Written task: Return the entries verbatim and drop every picture.

(Stored records)
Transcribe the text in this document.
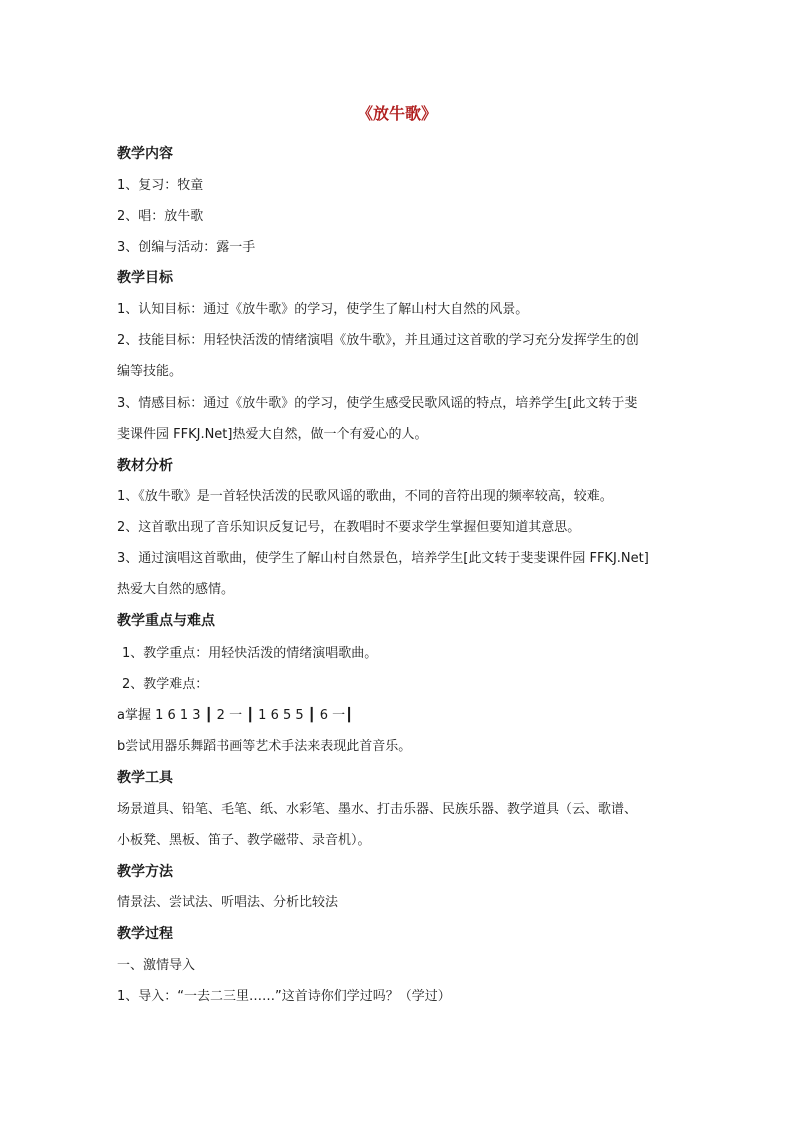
《放牛歌》
教学内容
1、复习：牧童
2、唱：放牛歌
3、创编与活动：露一手
教学目标
1、认知目标：通过《放牛歌》的学习，使学生了解山村大自然的风景。
2、技能目标：用轻快活泼的情绪演唱《放牛歌》，并且通过这首歌的学习充分发挥学生的创
编等技能。
3、情感目标：通过《放牛歌》的学习，使学生感受民歌风谣的特点，培养学生[此文转于斐
斐课件园 FFKJ.Net]热爱大自然，做一个有爱心的人。
教材分析
1、《放牛歌》是一首轻快活泼的民歌风谣的歌曲，不同的音符出现的频率较高，较难。
2、这首歌出现了音乐知识反复记号，在教唱时不要求学生掌握但要知道其意思。
3、通过演唱这首歌曲，使学生了解山村自然景色，培养学生[此文转于斐斐课件园 FFKJ.Net]
热爱大自然的感情。
教学重点与难点
1、教学重点：用轻快活泼的情绪演唱歌曲。
2、教学难点：
a掌握 1 6 1 3 ┃ 2 一 ┃ 1 6 5 5 ┃ 6 一┃
b尝试用器乐舞蹈书画等艺术手法来表现此首音乐。
教学工具
场景道具、铅笔、毛笔、纸、水彩笔、墨水、打击乐器、民族乐器、教学道具（云、歌谱、
小板凳、黑板、笛子、教学磁带、录音机）。
教学方法
情景法、尝试法、听唱法、分析比较法
教学过程
一、激情导入
1、导入：“一去二三里……”这首诗你们学过吗？（学过）
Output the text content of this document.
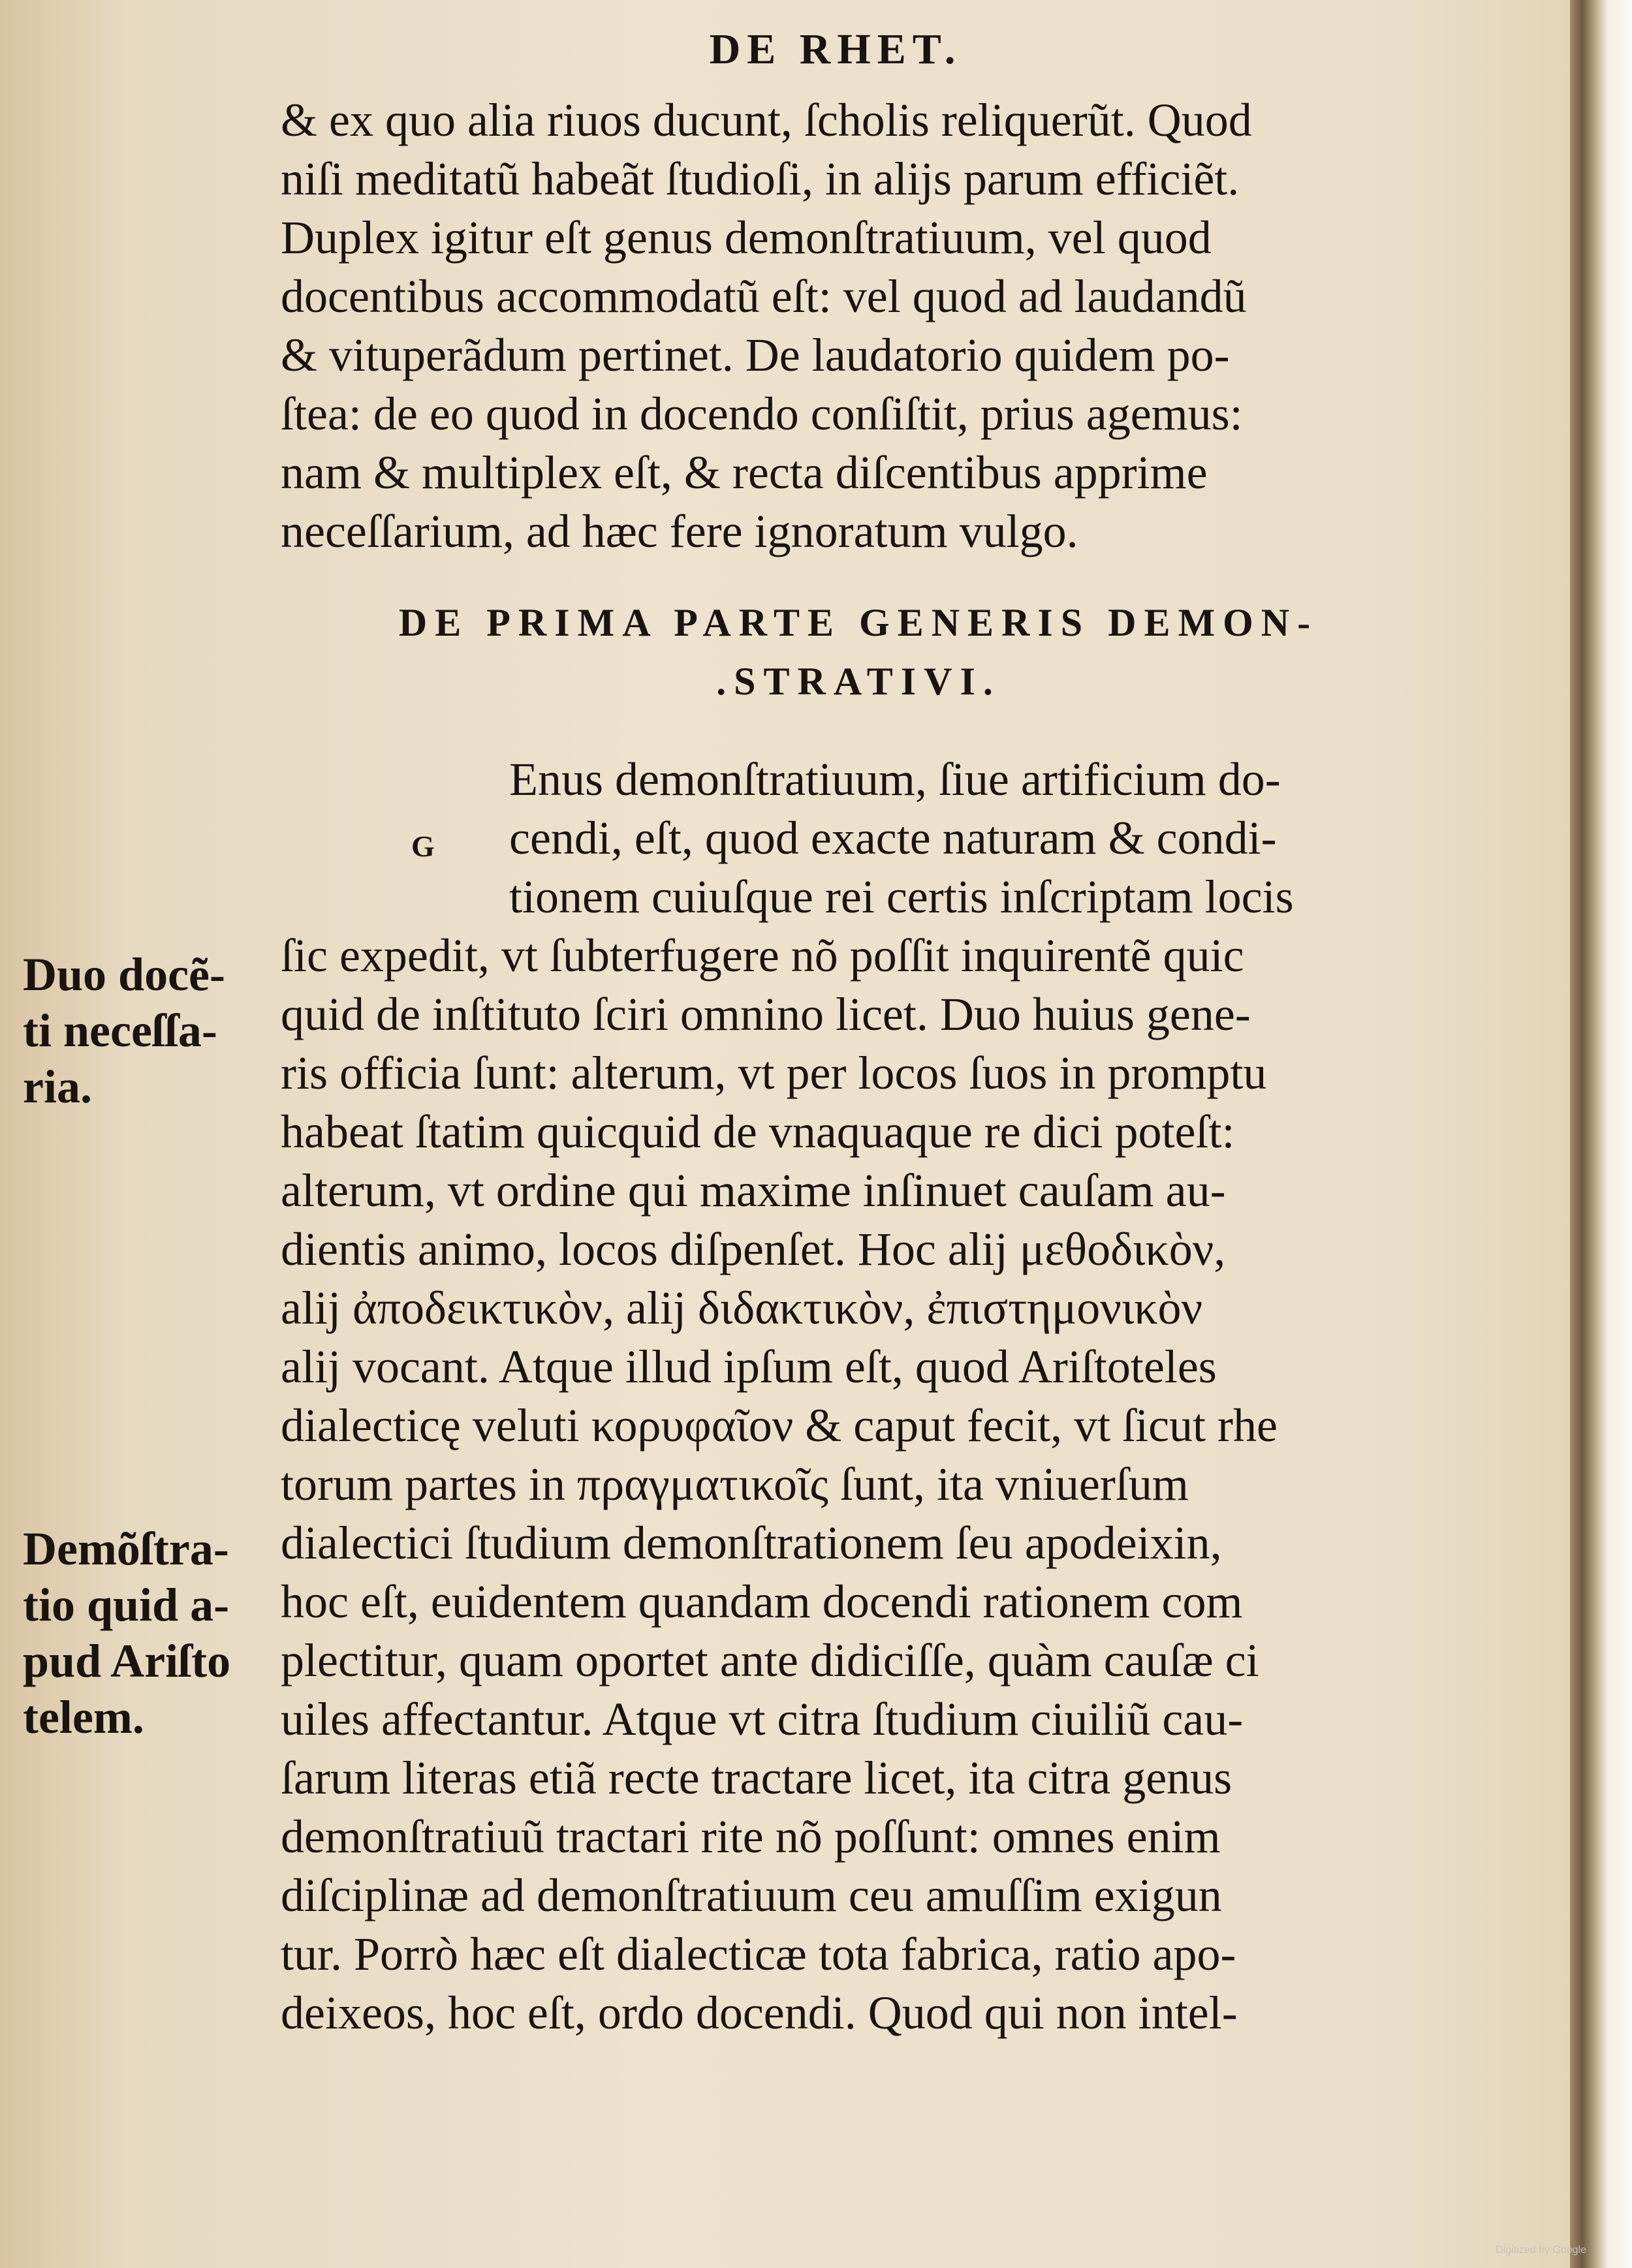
DE RHET.
& ex quo alia riuos ducunt, ſcholis reliquerũt. Quod
niſi meditatũ habeãt ſtudioſi, in alijs parum efficiẽt.
Duplex igitur eſt genus demonſtratiuum, vel quod
docentibus accommodatũ eſt: vel quod ad laudandũ
& vituperãdum pertinet. De laudatorio quidem po-
ſtea: de eo quod in docendo conſiſtit, prius agemus:
nam & multiplex eſt, & recta diſcentibus apprime
neceſſarium, ad hæc fere ignoratum vulgo.
DE PRIMA PARTE GENERIS DEMON-
.STRATIVI.
G
Enus demonſtratiuum, ſiue artificium do-
cendi, eſt, quod exacte naturam & condi-
tionem cuiuſque rei certis inſcriptam locis
ſic expedit, vt ſubterfugere nõ poſſit inquirentẽ quic
quid de inſtituto ſciri omnino licet. Duo huius gene-
ris officia ſunt: alterum, vt per locos ſuos in promptu
habeat ſtatim quicquid de vnaquaque re dici poteſt:
alterum, vt ordine qui maxime inſinuet cauſam au-
dientis animo, locos diſpenſet. Hoc alij μεθοδικὸν,
alij ἀποδεικτικὸν, alij διδακτικὸν, ἐπιστημονικὸν
alij vocant. Atque illud ipſum eſt, quod Ariſtoteles
dialecticę veluti κορυφαῖον & caput fecit, vt ſicut rhe
torum partes in πραγματικοῖς ſunt, ita vniuerſum
dialectici ſtudium demonſtrationem ſeu apodeixin,
hoc eſt, euidentem quandam docendi rationem com
plectitur, quam oportet ante didiciſſe, quàm cauſæ ci
uiles affectantur. Atque vt citra ſtudium ciuiliũ cau-
ſarum literas etiã recte tractare licet, ita citra genus
demonſtratiuũ tractari rite nõ poſſunt: omnes enim
diſciplinæ ad demonſtratiuum ceu amuſſim exigun
tur. Porrò hæc eſt dialecticæ tota fabrica, ratio apo-
deixeos, hoc eſt, ordo docendi. Quod qui non intel-
Duo docẽ-
ti neceſſa-
ria.
Demõſtra-
tio quid a-
pud Ariſto
telem.
Digitized by Google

Reply to the exercise:
Transcribe the text in this document.
《放牛歌》
教学内容
1、复习：牧童
2、唱：放牛歌
3、创编与活动：露一手
教学目标
1、认知目标：通过《放牛歌》的学习，使学生了解山村大自然的风景。
2、技能目标：用轻快活泼的情绪演唱《放牛歌》，并且通过这首歌的学习充分发挥学生的创
编等技能。
3、情感目标：通过《放牛歌》的学习，使学生感受民歌风谣的特点，培养学生[此文转于斐
斐课件园 FFKJ.Net]热爱大自然，做一个有爱心的人。
教材分析
1、《放牛歌》是一首轻快活泼的民歌风谣的歌曲，不同的音符出现的频率较高，较难。
2、这首歌出现了音乐知识反复记号，在教唱时不要求学生掌握但要知道其意思。
3、通过演唱这首歌曲，使学生了解山村自然景色，培养学生[此文转于斐斐课件园 FFKJ.Net]
热爱大自然的感情。
教学重点与难点
1、教学重点：用轻快活泼的情绪演唱歌曲。
2、教学难点：
a掌握 1 6 1 3 ┃ 2 一 ┃ 1 6 5 5 ┃ 6 一┃
b尝试用器乐舞蹈书画等艺术手法来表现此首音乐。
教学工具
场景道具、铅笔、毛笔、纸、水彩笔、墨水、打击乐器、民族乐器、教学道具（云、歌谱、
小板凳、黑板、笛子、教学磁带、录音机）。
教学方法
情景法、尝试法、听唱法、分析比较法
教学过程
一、激情导入
1、导入：“一去二三里……”这首诗你们学过吗？（学过）
Output the text content of this document.
DE RHET.
& ex quo alia riuos ducunt, ſcholis reliquerũt. Quod
niſi meditatũ habeãt ſtudioſi, in alijs parum efficiẽt.
Duplex igitur eſt genus demonſtratiuum, vel quod
docentibus accommodatũ eſt: vel quod ad laudandũ
& vituperãdum pertinet. De laudatorio quidem po-
ſtea: de eo quod in docendo conſiſtit, prius agemus:
nam & multiplex eſt, & recta diſcentibus apprime
neceſſarium, ad hæc fere ignoratum vulgo.
DE PRIMA PARTE GENERIS DEMON-
.STRATIVI.
G
Enus demonſtratiuum, ſiue artificium do-
cendi, eſt, quod exacte naturam & condi-
tionem cuiuſque rei certis inſcriptam locis
ſic expedit, vt ſubterfugere nõ poſſit inquirentẽ quic
quid de inſtituto ſciri omnino licet. Duo huius gene-
ris officia ſunt: alterum, vt per locos ſuos in promptu
habeat ſtatim quicquid de vnaquaque re dici poteſt:
alterum, vt ordine qui maxime inſinuet cauſam au-
dientis animo, locos diſpenſet. Hoc alij μεθοδικὸν,
alij ἀποδεικτικὸν, alij διδακτικὸν, ἐπιστημονικὸν
alij vocant. Atque illud ipſum eſt, quod Ariſtoteles
dialecticę veluti κορυφαῖον & caput fecit, vt ſicut rhe
torum partes in πραγματικοῖς ſunt, ita vniuerſum
dialectici ſtudium demonſtrationem ſeu apodeixin,
hoc eſt, euidentem quandam docendi rationem com
plectitur, quam oportet ante didiciſſe, quàm cauſæ ci
uiles affectantur. Atque vt citra ſtudium ciuiliũ cau-
ſarum literas etiã recte tractare licet, ita citra genus
demonſtratiuũ tractari rite nõ poſſunt: omnes enim
diſciplinæ ad demonſtratiuum ceu amuſſim exigun
tur. Porrò hæc eſt dialecticæ tota fabrica, ratio apo-
deixeos, hoc eſt, ordo docendi. Quod qui non intel-
Duo docẽ-
ti neceſſa-
ria.
Demõſtra-
tio quid a-
pud Ariſto
telem.
Digitized by Google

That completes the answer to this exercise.